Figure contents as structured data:
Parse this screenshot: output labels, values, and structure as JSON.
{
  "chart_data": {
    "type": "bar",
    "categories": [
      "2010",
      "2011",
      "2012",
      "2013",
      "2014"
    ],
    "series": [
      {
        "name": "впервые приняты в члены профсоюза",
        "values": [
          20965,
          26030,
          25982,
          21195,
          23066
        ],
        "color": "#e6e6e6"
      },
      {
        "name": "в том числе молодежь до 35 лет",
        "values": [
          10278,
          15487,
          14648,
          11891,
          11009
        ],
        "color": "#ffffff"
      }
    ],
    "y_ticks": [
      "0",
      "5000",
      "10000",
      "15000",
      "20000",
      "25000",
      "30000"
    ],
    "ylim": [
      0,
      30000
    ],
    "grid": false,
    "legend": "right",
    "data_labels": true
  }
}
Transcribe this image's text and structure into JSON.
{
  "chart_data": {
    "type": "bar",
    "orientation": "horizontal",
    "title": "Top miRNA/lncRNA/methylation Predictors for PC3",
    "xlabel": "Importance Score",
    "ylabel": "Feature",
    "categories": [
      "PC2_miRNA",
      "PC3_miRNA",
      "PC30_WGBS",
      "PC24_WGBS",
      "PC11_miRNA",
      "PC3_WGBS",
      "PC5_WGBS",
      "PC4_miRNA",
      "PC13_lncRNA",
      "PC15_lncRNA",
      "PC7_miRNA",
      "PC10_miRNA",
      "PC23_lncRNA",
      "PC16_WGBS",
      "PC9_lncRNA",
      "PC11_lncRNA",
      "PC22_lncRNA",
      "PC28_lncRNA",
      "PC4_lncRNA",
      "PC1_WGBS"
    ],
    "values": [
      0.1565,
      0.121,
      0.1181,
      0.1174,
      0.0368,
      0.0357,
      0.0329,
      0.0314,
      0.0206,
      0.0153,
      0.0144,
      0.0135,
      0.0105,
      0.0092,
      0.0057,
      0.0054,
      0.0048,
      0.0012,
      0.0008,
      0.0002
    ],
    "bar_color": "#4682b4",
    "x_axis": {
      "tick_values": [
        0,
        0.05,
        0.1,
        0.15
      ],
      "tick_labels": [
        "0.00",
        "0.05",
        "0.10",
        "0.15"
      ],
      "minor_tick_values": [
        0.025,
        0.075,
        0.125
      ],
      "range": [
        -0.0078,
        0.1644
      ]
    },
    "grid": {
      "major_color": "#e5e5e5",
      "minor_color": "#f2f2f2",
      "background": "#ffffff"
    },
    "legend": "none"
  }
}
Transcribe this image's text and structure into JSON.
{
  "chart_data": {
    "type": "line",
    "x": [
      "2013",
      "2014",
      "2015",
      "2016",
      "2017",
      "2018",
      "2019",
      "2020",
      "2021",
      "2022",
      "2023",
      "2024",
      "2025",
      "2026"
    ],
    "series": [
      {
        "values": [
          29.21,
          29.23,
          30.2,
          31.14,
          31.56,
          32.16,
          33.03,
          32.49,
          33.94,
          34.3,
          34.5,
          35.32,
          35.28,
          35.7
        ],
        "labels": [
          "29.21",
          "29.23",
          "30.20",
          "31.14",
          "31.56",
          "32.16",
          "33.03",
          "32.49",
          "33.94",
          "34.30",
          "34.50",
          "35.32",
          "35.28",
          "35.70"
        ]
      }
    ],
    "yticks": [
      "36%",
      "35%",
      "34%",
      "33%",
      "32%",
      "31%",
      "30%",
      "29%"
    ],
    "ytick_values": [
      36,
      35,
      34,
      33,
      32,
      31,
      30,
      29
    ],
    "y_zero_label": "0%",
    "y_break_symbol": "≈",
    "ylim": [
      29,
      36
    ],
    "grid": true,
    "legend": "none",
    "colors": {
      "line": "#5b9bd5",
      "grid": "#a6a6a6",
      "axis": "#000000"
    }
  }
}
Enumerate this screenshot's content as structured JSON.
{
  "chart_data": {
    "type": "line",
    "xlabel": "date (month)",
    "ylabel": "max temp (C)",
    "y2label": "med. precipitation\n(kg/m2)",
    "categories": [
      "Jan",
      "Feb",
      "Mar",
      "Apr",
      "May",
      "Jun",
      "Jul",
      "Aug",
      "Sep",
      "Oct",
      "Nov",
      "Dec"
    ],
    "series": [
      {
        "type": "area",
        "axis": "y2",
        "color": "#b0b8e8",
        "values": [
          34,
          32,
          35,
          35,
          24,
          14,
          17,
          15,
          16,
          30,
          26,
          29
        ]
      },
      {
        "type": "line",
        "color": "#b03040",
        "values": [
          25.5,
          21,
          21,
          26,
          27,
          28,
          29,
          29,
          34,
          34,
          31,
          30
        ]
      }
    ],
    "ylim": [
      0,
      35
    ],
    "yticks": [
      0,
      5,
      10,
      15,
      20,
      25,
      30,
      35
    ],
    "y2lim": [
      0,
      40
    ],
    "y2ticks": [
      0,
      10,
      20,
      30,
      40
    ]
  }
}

◆ What you need to do: Exactly as shown above, return every record.

◆ Output for this task:
Parse this screenshot: output labels, values, and structure as JSON.
{
  "chart_data": {
    "type": "bar",
    "categories": [
      "2010",
      "2011",
      "2012",
      "2013",
      "2014"
    ],
    "series": [
      {
        "name": "впервые приняты в члены профсоюза",
        "values": [
          20965,
          26030,
          25982,
          21195,
          23066
        ],
        "color": "#e6e6e6"
      },
      {
        "name": "в том числе молодежь до 35 лет",
        "values": [
          10278,
          15487,
          14648,
          11891,
          11009
        ],
        "color": "#ffffff"
      }
    ],
    "y_ticks": [
      "0",
      "5000",
      "10000",
      "15000",
      "20000",
      "25000",
      "30000"
    ],
    "ylim": [
      0,
      30000
    ],
    "grid": false,
    "legend": "right",
    "data_labels": true
  }
}
Transcribe this image's text and structure into JSON.
{
  "chart_data": {
    "type": "bar",
    "orientation": "horizontal",
    "title": "Top miRNA/lncRNA/methylation Predictors for PC3",
    "xlabel": "Importance Score",
    "ylabel": "Feature",
    "categories": [
      "PC2_miRNA",
      "PC3_miRNA",
      "PC30_WGBS",
      "PC24_WGBS",
      "PC11_miRNA",
      "PC3_WGBS",
      "PC5_WGBS",
      "PC4_miRNA",
      "PC13_lncRNA",
      "PC15_lncRNA",
      "PC7_miRNA",
      "PC10_miRNA",
      "PC23_lncRNA",
      "PC16_WGBS",
      "PC9_lncRNA",
      "PC11_lncRNA",
      "PC22_lncRNA",
      "PC28_lncRNA",
      "PC4_lncRNA",
      "PC1_WGBS"
    ],
    "values": [
      0.1565,
      0.121,
      0.1181,
      0.1174,
      0.0368,
      0.0357,
      0.0329,
      0.0314,
      0.0206,
      0.0153,
      0.0144,
      0.0135,
      0.0105,
      0.0092,
      0.0057,
      0.0054,
      0.0048,
      0.0012,
      0.0008,
      0.0002
    ],
    "bar_color": "#4682b4",
    "x_axis": {
      "tick_values": [
        0,
        0.05,
        0.1,
        0.15
      ],
      "tick_labels": [
        "0.00",
        "0.05",
        "0.10",
        "0.15"
      ],
      "minor_tick_values": [
        0.025,
        0.075,
        0.125
      ],
      "range": [
        -0.0078,
        0.1644
      ]
    },
    "grid": {
      "major_color": "#e5e5e5",
      "minor_color": "#f2f2f2",
      "background": "#ffffff"
    },
    "legend": "none"
  }
}
Transcribe this image's text and structure into JSON.
{
  "chart_data": {
    "type": "line",
    "x": [
      "2013",
      "2014",
      "2015",
      "2016",
      "2017",
      "2018",
      "2019",
      "2020",
      "2021",
      "2022",
      "2023",
      "2024",
      "2025",
      "2026"
    ],
    "series": [
      {
        "values": [
          29.21,
          29.23,
          30.2,
          31.14,
          31.56,
          32.16,
          33.03,
          32.49,
          33.94,
          34.3,
          34.5,
          35.32,
          35.28,
          35.7
        ],
        "labels": [
          "29.21",
          "29.23",
          "30.20",
          "31.14",
          "31.56",
          "32.16",
          "33.03",
          "32.49",
          "33.94",
          "34.30",
          "34.50",
          "35.32",
          "35.28",
          "35.70"
        ]
      }
    ],
    "yticks": [
      "36%",
      "35%",
      "34%",
      "33%",
      "32%",
      "31%",
      "30%",
      "29%"
    ],
    "ytick_values": [
      36,
      35,
      34,
      33,
      32,
      31,
      30,
      29
    ],
    "y_zero_label": "0%",
    "y_break_symbol": "≈",
    "ylim": [
      29,
      36
    ],
    "grid": true,
    "legend": "none",
    "colors": {
      "line": "#5b9bd5",
      "grid": "#a6a6a6",
      "axis": "#000000"
    }
  }
}
Enumerate this screenshot's content as structured JSON.
{
  "chart_data": {
    "type": "line",
    "xlabel": "date (month)",
    "ylabel": "max temp (C)",
    "y2label": "med. precipitation\n(kg/m2)",
    "categories": [
      "Jan",
      "Feb",
      "Mar",
      "Apr",
      "May",
      "Jun",
      "Jul",
      "Aug",
      "Sep",
      "Oct",
      "Nov",
      "Dec"
    ],
    "series": [
      {
        "type": "area",
        "axis": "y2",
        "color": "#b0b8e8",
        "values": [
          34,
          32,
          35,
          35,
          24,
          14,
          17,
          15,
          16,
          30,
          26,
          29
        ]
      },
      {
        "type": "line",
        "color": "#b03040",
        "values": [
          25.5,
          21,
          21,
          26,
          27,
          28,
          29,
          29,
          34,
          34,
          31,
          30
        ]
      }
    ],
    "ylim": [
      0,
      35
    ],
    "yticks": [
      0,
      5,
      10,
      15,
      20,
      25,
      30,
      35
    ],
    "y2lim": [
      0,
      40
    ],
    "y2ticks": [
      0,
      10,
      20,
      30,
      40
    ]
  }
}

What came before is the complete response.